:: Work to be completed ::
Output the data below exactly. Leave nothing out.

:: Listed records ::
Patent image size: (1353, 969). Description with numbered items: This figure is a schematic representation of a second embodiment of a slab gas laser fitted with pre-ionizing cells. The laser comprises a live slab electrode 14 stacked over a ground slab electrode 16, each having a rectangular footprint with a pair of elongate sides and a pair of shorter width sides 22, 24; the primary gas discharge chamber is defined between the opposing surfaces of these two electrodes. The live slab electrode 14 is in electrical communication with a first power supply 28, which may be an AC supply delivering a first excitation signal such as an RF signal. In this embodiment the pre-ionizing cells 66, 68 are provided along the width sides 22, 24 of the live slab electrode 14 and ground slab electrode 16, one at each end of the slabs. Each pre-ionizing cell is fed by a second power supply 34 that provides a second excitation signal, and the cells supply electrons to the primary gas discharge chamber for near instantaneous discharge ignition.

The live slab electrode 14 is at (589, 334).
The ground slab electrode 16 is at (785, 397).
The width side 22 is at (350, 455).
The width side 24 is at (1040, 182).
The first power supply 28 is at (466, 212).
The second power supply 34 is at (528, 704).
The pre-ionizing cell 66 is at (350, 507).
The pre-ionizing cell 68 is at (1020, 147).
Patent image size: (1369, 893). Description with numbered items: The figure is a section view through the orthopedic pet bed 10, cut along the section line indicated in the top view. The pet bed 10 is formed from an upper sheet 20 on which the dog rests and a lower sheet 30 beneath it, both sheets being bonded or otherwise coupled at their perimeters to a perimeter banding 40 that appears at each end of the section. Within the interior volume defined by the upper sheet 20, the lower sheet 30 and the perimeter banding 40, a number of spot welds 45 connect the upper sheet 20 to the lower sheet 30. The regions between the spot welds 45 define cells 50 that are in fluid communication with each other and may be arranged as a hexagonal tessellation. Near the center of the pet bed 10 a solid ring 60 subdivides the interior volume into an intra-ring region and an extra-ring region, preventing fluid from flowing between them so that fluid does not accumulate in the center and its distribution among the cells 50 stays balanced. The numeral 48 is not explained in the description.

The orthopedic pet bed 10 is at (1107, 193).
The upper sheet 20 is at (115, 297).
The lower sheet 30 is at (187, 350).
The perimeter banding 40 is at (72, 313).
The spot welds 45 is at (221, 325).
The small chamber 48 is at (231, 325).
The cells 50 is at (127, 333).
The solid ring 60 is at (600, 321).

:: Task answer ::
Patent image size: (1353, 969). Description with numbered items: This figure is a schematic representation of a second embodiment of a slab gas laser fitted with pre-ionizing cells. The laser comprises a live slab electrode 14 stacked over a ground slab electrode 16, each having a rectangular footprint with a pair of elongate sides and a pair of shorter width sides 22, 24; the primary gas discharge chamber is defined between the opposing surfaces of these two electrodes. The live slab electrode 14 is in electrical communication with a first power supply 28, which may be an AC supply delivering a first excitation signal such as an RF signal. In this embodiment the pre-ionizing cells 66, 68 are provided along the width sides 22, 24 of the live slab electrode 14 and ground slab electrode 16, one at each end of the slabs. Each pre-ionizing cell is fed by a second power supply 34 that provides a second excitation signal, and the cells supply electrons to the primary gas discharge chamber for near instantaneous discharge ignition.

The live slab electrode 14 is at (589, 334).
The ground slab electrode 16 is at (785, 397).
The width side 22 is at (350, 455).
The width side 24 is at (1040, 182).
The first power supply 28 is at (466, 212).
The second power supply 34 is at (528, 704).
The pre-ionizing cell 66 is at (350, 507).
The pre-ionizing cell 68 is at (1020, 147).
Patent image size: (1369, 893). Description with numbered items: The figure is a section view through the orthopedic pet bed 10, cut along the section line indicated in the top view. The pet bed 10 is formed from an upper sheet 20 on which the dog rests and a lower sheet 30 beneath it, both sheets being bonded or otherwise coupled at their perimeters to a perimeter banding 40 that appears at each end of the section. Within the interior volume defined by the upper sheet 20, the lower sheet 30 and the perimeter banding 40, a number of spot welds 45 connect the upper sheet 20 to the lower sheet 30. The regions between the spot welds 45 define cells 50 that are in fluid communication with each other and may be arranged as a hexagonal tessellation. Near the center of the pet bed 10 a solid ring 60 subdivides the interior volume into an intra-ring region and an extra-ring region, preventing fluid from flowing between them so that fluid does not accumulate in the center and its distribution among the cells 50 stays balanced. The numeral 48 is not explained in the description.

The orthopedic pet bed 10 is at (1107, 193).
The upper sheet 20 is at (115, 297).
The lower sheet 30 is at (187, 350).
The perimeter banding 40 is at (72, 313).
The spot welds 45 is at (221, 325).
The small chamber 48 is at (231, 325).
The cells 50 is at (127, 333).
The solid ring 60 is at (600, 321).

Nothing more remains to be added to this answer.